#### [WORK TO DO]
Copy, in full, each line of the material that holds the word "text".

#### [EXTRACTED DATA]
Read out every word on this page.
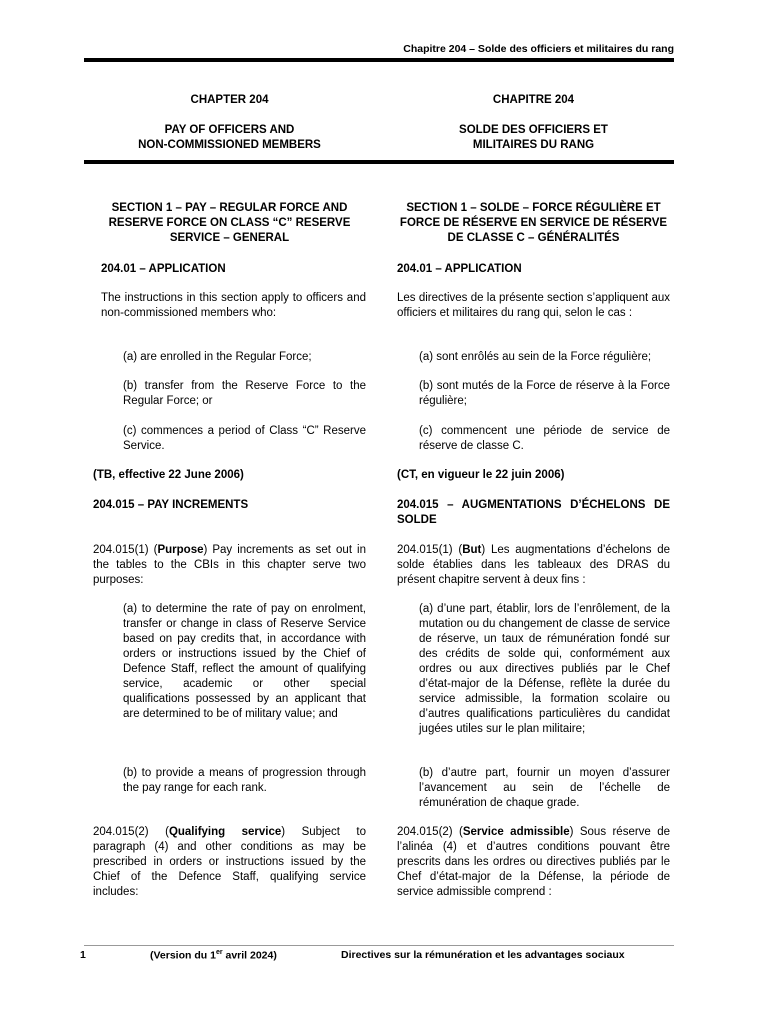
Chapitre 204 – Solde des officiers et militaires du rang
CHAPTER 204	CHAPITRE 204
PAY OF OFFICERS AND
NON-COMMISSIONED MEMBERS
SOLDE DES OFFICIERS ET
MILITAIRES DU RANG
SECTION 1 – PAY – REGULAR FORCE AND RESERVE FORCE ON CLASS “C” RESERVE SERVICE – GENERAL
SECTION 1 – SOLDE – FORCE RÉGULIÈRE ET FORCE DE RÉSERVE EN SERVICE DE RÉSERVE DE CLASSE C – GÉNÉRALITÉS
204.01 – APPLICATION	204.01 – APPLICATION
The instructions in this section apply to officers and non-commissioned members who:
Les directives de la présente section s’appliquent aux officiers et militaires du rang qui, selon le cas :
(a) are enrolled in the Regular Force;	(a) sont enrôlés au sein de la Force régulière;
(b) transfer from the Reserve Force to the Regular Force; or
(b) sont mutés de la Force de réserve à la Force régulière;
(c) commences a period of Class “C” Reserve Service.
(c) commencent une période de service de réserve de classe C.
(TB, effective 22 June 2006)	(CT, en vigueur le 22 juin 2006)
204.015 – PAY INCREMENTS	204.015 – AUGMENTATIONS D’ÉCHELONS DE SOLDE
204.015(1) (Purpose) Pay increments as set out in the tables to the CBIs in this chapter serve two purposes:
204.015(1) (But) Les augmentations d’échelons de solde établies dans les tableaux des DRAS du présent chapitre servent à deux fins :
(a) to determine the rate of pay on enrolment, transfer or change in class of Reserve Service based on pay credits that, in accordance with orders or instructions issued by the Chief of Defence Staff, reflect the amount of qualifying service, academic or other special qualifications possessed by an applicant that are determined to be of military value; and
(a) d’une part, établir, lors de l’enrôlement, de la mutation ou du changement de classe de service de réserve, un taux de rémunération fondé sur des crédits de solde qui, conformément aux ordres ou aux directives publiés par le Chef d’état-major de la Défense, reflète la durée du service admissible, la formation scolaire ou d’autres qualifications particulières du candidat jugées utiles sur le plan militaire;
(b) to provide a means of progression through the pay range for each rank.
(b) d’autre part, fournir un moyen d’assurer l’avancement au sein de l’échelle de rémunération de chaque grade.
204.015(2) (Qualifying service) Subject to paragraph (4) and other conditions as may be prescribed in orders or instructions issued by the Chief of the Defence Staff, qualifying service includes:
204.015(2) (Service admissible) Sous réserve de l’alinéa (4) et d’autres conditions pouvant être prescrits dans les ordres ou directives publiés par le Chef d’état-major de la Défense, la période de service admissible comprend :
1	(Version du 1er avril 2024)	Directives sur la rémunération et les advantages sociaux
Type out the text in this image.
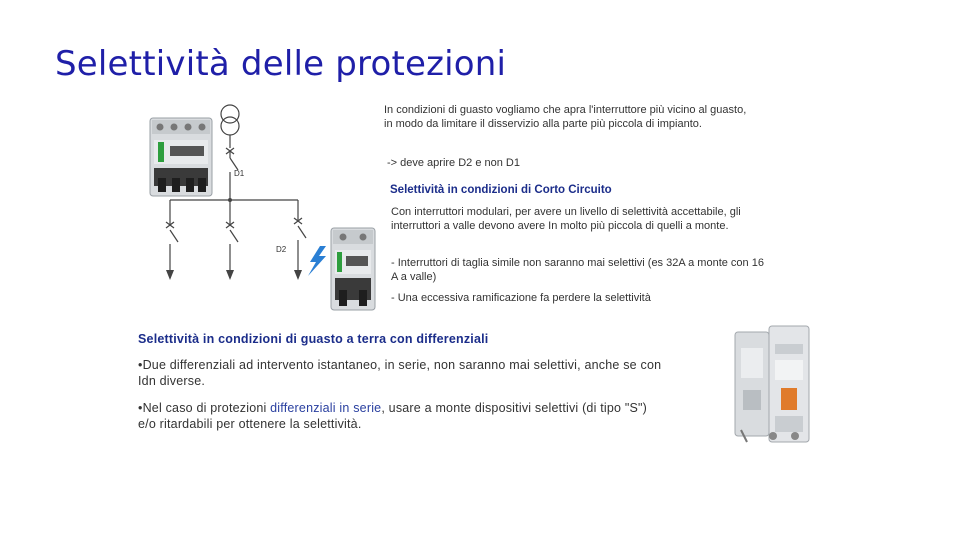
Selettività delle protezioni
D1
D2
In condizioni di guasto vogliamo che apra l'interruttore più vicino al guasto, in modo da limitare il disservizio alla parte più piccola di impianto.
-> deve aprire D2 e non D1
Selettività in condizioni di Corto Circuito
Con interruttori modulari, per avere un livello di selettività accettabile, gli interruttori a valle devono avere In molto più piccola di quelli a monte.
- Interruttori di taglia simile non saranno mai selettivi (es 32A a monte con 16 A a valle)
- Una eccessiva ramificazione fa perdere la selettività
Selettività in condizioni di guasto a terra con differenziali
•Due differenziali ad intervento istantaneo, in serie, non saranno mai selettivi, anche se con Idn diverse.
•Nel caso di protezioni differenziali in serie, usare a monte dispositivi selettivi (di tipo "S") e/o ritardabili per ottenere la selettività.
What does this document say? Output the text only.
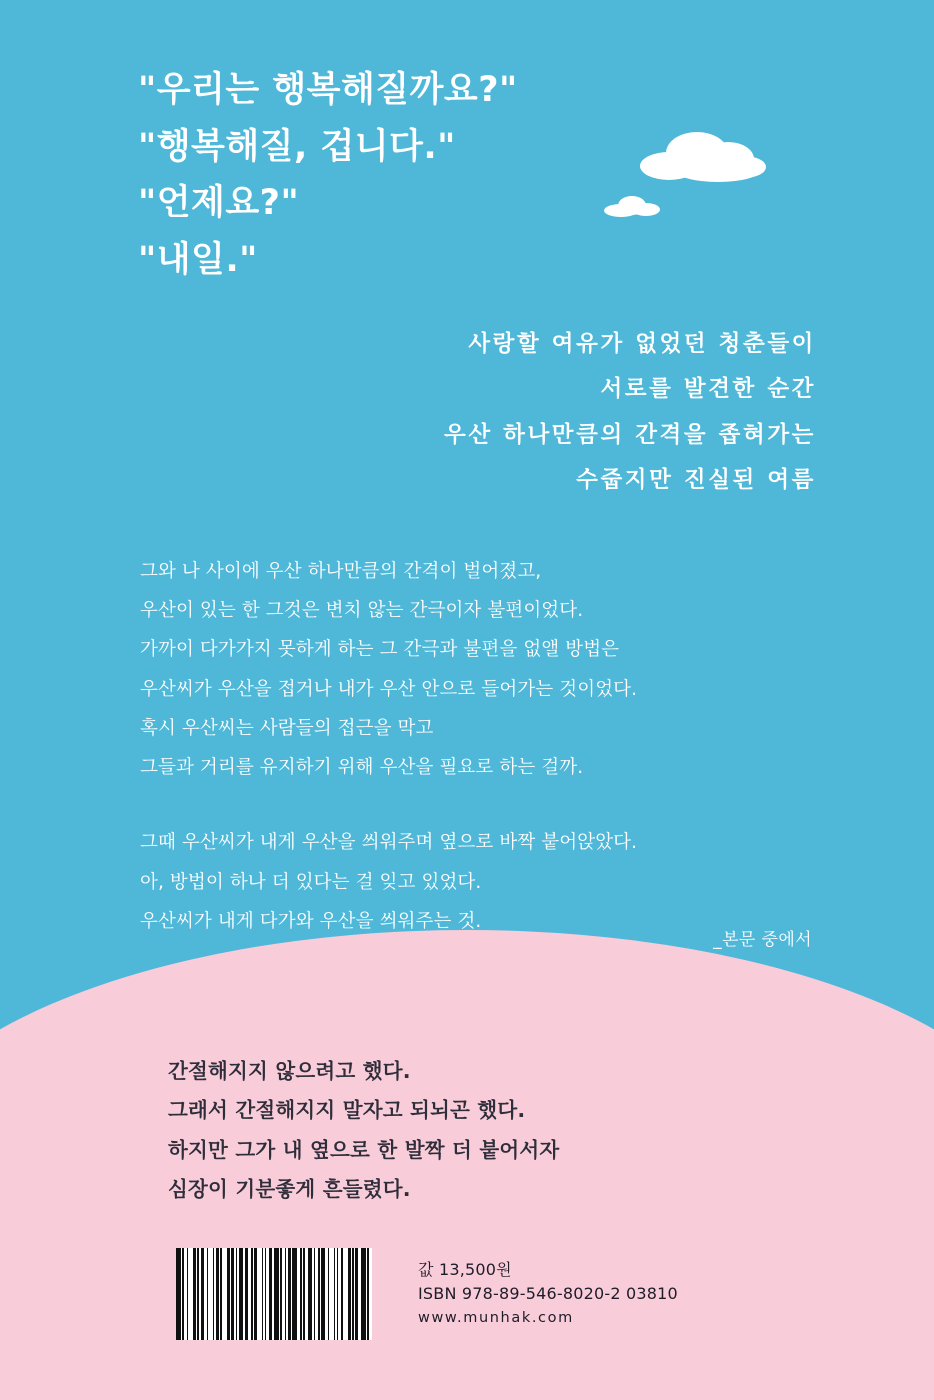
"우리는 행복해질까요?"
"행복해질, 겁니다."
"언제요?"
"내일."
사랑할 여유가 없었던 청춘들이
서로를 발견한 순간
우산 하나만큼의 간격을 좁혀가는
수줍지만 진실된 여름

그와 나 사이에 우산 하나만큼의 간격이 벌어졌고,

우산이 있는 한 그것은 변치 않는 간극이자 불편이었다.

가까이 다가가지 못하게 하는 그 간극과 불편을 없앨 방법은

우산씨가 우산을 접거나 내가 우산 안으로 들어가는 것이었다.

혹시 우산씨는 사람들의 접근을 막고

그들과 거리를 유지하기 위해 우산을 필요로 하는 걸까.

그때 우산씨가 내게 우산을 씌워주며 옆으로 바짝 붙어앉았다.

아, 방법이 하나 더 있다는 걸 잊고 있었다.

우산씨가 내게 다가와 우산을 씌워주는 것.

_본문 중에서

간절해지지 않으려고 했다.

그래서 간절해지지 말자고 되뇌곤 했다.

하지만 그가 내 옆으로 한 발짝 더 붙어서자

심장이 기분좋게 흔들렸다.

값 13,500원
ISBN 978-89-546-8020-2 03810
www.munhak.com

#### [ANSWER BELOW]
Type out the text in this image.
What does this document say? Output the text only.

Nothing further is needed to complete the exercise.